(Recorded data)
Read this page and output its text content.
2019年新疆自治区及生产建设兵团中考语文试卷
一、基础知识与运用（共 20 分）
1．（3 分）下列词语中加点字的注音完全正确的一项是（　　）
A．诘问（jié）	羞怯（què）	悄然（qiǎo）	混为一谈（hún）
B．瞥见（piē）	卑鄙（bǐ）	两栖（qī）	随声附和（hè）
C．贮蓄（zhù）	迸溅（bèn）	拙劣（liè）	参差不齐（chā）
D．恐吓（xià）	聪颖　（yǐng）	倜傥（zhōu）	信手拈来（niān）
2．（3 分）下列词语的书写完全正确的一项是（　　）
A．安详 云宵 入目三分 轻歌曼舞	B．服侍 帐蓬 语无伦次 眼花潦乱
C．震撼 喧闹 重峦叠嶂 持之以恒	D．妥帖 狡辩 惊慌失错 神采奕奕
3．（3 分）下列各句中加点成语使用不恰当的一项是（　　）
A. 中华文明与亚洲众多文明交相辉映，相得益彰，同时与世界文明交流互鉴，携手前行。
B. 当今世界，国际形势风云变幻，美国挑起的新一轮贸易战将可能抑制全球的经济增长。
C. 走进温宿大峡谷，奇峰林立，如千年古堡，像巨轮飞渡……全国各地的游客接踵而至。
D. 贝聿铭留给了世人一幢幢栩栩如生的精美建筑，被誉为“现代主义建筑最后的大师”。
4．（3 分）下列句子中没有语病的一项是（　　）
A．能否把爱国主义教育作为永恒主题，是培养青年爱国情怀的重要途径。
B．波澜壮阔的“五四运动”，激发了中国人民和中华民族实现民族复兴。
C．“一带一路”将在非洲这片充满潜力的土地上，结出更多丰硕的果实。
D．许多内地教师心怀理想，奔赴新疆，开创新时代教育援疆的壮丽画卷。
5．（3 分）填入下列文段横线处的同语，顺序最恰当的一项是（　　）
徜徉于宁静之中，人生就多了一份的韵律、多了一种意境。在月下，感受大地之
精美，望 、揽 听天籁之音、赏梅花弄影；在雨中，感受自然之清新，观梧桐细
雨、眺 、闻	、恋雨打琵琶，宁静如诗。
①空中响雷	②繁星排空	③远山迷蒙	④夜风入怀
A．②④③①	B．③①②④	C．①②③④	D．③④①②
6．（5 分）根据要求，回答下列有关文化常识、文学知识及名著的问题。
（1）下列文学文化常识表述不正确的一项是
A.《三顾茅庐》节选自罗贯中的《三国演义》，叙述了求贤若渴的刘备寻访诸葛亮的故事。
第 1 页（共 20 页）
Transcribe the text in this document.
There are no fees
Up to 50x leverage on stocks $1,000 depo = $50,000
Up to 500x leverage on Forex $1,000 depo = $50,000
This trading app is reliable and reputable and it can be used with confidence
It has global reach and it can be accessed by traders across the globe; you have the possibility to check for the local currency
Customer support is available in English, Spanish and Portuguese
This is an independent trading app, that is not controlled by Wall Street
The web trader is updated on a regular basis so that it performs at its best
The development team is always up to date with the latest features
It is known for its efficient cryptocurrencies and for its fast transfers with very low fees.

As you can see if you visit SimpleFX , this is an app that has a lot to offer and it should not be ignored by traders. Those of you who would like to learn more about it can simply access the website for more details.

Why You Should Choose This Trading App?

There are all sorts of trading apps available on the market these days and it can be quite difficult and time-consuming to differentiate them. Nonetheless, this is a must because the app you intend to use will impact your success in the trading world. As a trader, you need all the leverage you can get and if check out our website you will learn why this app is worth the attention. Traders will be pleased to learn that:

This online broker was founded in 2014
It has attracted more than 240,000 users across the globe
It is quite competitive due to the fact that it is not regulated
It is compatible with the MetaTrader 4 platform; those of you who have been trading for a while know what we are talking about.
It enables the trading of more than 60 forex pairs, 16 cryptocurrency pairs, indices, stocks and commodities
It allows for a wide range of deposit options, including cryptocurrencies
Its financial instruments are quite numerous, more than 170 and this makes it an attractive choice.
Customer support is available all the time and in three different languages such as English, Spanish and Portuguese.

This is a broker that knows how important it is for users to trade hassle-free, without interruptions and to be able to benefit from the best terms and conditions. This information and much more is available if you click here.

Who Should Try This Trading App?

* SHORT EXERCISE: List all lines in the material containing the string "text".

* THE ANSWER:
Read this page and output its text content.
Transcribe the text in this document.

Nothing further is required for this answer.